**What you need to do:** Quote the whole listing word for word. Do not include the pictures.

# START OF Supplied records

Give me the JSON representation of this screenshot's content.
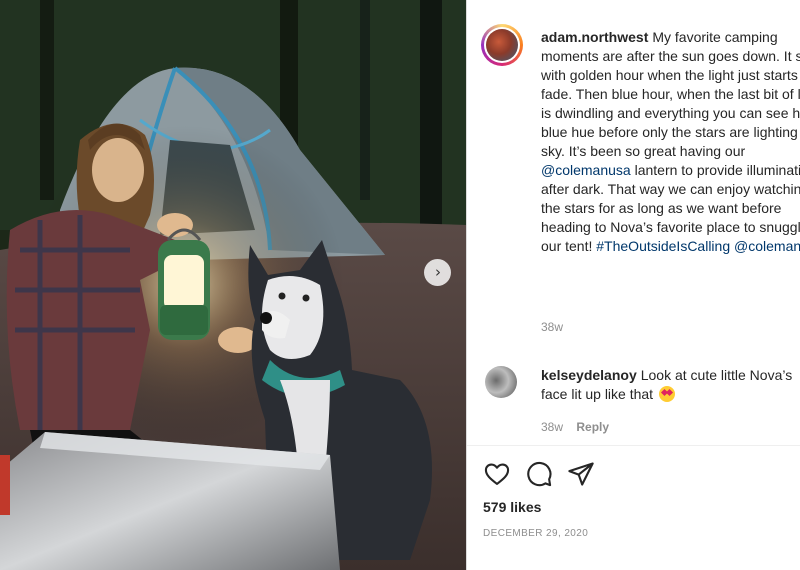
{
  "post": {
    "username": "adam.northwest",
    "caption": "My favorite camping moments are after the sun goes down. It starts with golden hour when the light just starts to fade. Then blue hour, when the last bit of light is dwindling and everything you can see has a blue hue before only the stars are lighting the sky. It’s been so great having our",
    "mention_1": "@colemanusa",
    "caption_2": "lantern to provide illumination after dark. That way we can enjoy watching the stars for as long as we want before heading to Nova’s favorite place to snuggle, our tent!",
    "hashtag": "#TheOutsideIsCalling",
    "mention_2": "@colemanusa",
    "time": "38w"
  },
  "comment": {
    "username": "kelseydelanoy",
    "text": "Look at cute little Nova’s face lit up like that",
    "emoji": "heart-eyes-emoji",
    "time": "38w",
    "reply_label": "Reply"
  },
  "actions": {
    "like_icon": "heart-icon",
    "comment_icon": "comment-icon",
    "share_icon": "share-icon"
  },
  "likes": "579 likes",
  "date": "DECEMBER 29, 2020",
  "photo": {
    "next_icon": "chevron-right-icon"
  },
  "colors": {
    "text": "#262626",
    "link": "#00376b",
    "muted": "#8e8e8e"
  }
}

# END OF Supplied records

**Response below:**
Give me the JSON representation of this screenshot's content.
{
  "post": {
    "username": "adam.northwest",
    "caption": "My favorite camping moments are after the sun goes down. It starts with golden hour when the light just starts to fade. Then blue hour, when the last bit of light is dwindling and everything you can see has a blue hue before only the stars are lighting the sky. It’s been so great having our",
    "mention_1": "@colemanusa",
    "caption_2": "lantern to provide illumination after dark. That way we can enjoy watching the stars for as long as we want before heading to Nova’s favorite place to snuggle, our tent!",
    "hashtag": "#TheOutsideIsCalling",
    "mention_2": "@colemanusa",
    "time": "38w"
  },
  "comment": {
    "username": "kelseydelanoy",
    "text": "Look at cute little Nova’s face lit up like that",
    "emoji": "heart-eyes-emoji",
    "time": "38w",
    "reply_label": "Reply"
  },
  "actions": {
    "like_icon": "heart-icon",
    "comment_icon": "comment-icon",
    "share_icon": "share-icon"
  },
  "likes": "579 likes",
  "date": "DECEMBER 29, 2020",
  "photo": {
    "next_icon": "chevron-right-icon"
  },
  "colors": {
    "text": "#262626",
    "link": "#00376b",
    "muted": "#8e8e8e"
  }
}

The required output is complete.